* START INFORMATION GIVEN *
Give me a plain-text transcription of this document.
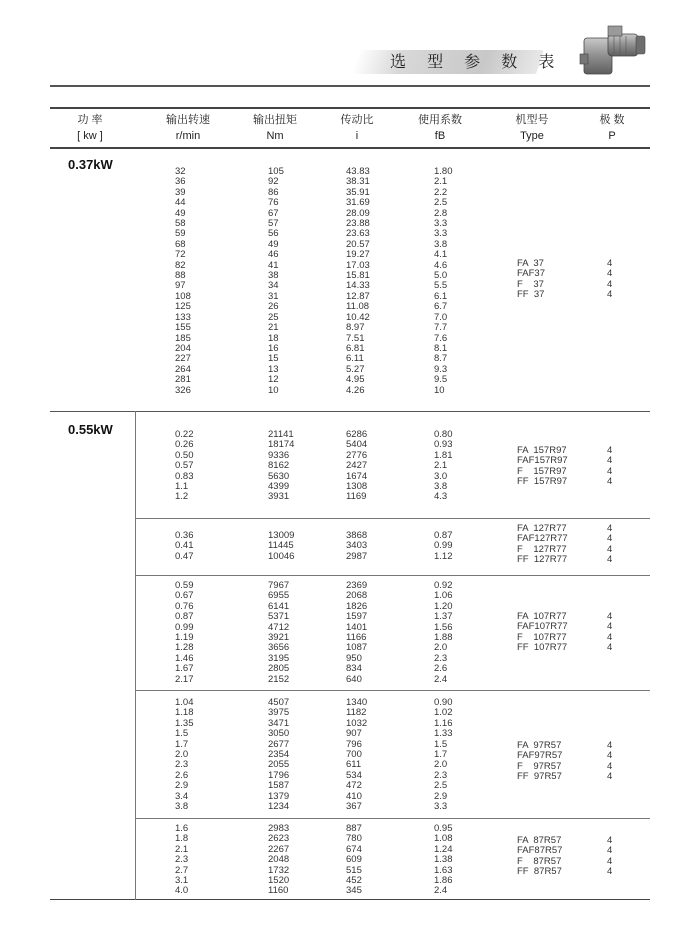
选 型 参 数 表
功 率
[ kw ]
输出转速
r/min
输出扭矩
Nm
传动比
i
使用系数
fB
机型号
Type
极 数
P
0.37kW
0.55kW
32
36
39
44
49
58
59
68
72
82
88
97
108
125
133
155
185
204
227
264
281
326
105
92
86
76
67
57
56
49
46
41
38
34
31
26
25
21
18
16
15
13
12
10
43.83
38.31
35.91
31.69
28.09
23.88
23.63
20.57
19.27
17.03
15.81
14.33
12.87
11.08
10.42
8.97
7.51
6.81
6.11
5.27
4.95
4.26
1.80
2.1
2.2
2.5
2.8
3.3
3.3
3.8
4.1
4.6
5.0
5.5
6.1
6.7
7.0
7.7
7.6
8.1
8.7
9.3
9.5
10
FA  37
FAF37
F    37
FF  37
4
4
4
4
0.22
0.26
0.50
0.57
0.83
1.1
1.2
21141
18174
9336
8162
5630
4399
3931
6286
5404
2776
2427
1674
1308
1169
0.80
0.93
1.81
2.1
3.0
3.8
4.3
FA  157R97
FAF157R97
F    157R97
FF  157R97
4
4
4
4
0.36
0.41
0.47
13009
11445
10046
3868
3403
2987
0.87
0.99
1.12
FA  127R77
FAF127R77
F    127R77
FF  127R77
4
4
4
4
0.59
0.67
0.76
0.87
0.99
1.19
1.28
1.46
1.67
2.17
7967
6955
6141
5371
4712
3921
3656
3195
2805
2152
2369
2068
1826
1597
1401
1166
1087
950
834
640
0.92
1.06
1.20
1.37
1.56
1.88
2.0
2.3
2.6
2.4
FA  107R77
FAF107R77
F    107R77
FF  107R77
4
4
4
4
1.04
1.18
1.35
1.5
1.7
2.0
2.3
2.6
2.9
3.4
3.8
4507
3975
3471
3050
2677
2354
2055
1796
1587
1379
1234
1340
1182
1032
907
796
700
611
534
472
410
367
0.90
1.02
1.16
1.33
1.5
1.7
2.0
2.3
2.5
2.9
3.3
FA  97R57
FAF97R57
F    97R57
FF  97R57
4
4
4
4
1.6
1.8
2.1
2.3
2.7
3.1
4.0
2983
2623
2267
2048
1732
1520
1160
887
780
674
609
515
452
345
0.95
1.08
1.24
1.38
1.63
1.86
2.4
FA  87R57
FAF87R57
F    87R57
FF  87R57
4
4
4
4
* END INFORMATION GIVEN *
■ AIM
Print the complete listing exactly as it stands, without its pictures.

■ PROBLEM SOLUTION
Give me a plain-text transcription of this document.
选 型 参 数 表
功 率
[ kw ]
输出转速
r/min
输出扭矩
Nm
传动比
i
使用系数
fB
机型号
Type
极 数
P
0.37kW
0.55kW
32
36
39
44
49
58
59
68
72
82
88
97
108
125
133
155
185
204
227
264
281
326
105
92
86
76
67
57
56
49
46
41
38
34
31
26
25
21
18
16
15
13
12
10
43.83
38.31
35.91
31.69
28.09
23.88
23.63
20.57
19.27
17.03
15.81
14.33
12.87
11.08
10.42
8.97
7.51
6.81
6.11
5.27
4.95
4.26
1.80
2.1
2.2
2.5
2.8
3.3
3.3
3.8
4.1
4.6
5.0
5.5
6.1
6.7
7.0
7.7
7.6
8.1
8.7
9.3
9.5
10
FA  37
FAF37
F    37
FF  37
4
4
4
4
0.22
0.26
0.50
0.57
0.83
1.1
1.2
21141
18174
9336
8162
5630
4399
3931
6286
5404
2776
2427
1674
1308
1169
0.80
0.93
1.81
2.1
3.0
3.8
4.3
FA  157R97
FAF157R97
F    157R97
FF  157R97
4
4
4
4
0.36
0.41
0.47
13009
11445
10046
3868
3403
2987
0.87
0.99
1.12
FA  127R77
FAF127R77
F    127R77
FF  127R77
4
4
4
4
0.59
0.67
0.76
0.87
0.99
1.19
1.28
1.46
1.67
2.17
7967
6955
6141
5371
4712
3921
3656
3195
2805
2152
2369
2068
1826
1597
1401
1166
1087
950
834
640
0.92
1.06
1.20
1.37
1.56
1.88
2.0
2.3
2.6
2.4
FA  107R77
FAF107R77
F    107R77
FF  107R77
4
4
4
4
1.04
1.18
1.35
1.5
1.7
2.0
2.3
2.6
2.9
3.4
3.8
4507
3975
3471
3050
2677
2354
2055
1796
1587
1379
1234
1340
1182
1032
907
796
700
611
534
472
410
367
0.90
1.02
1.16
1.33
1.5
1.7
2.0
2.3
2.5
2.9
3.3
FA  97R57
FAF97R57
F    97R57
FF  97R57
4
4
4
4
1.6
1.8
2.1
2.3
2.7
3.1
4.0
2983
2623
2267
2048
1732
1520
1160
887
780
674
609
515
452
345
0.95
1.08
1.24
1.38
1.63
1.86
2.4
FA  87R57
FAF87R57
F    87R57
FF  87R57
4
4
4
4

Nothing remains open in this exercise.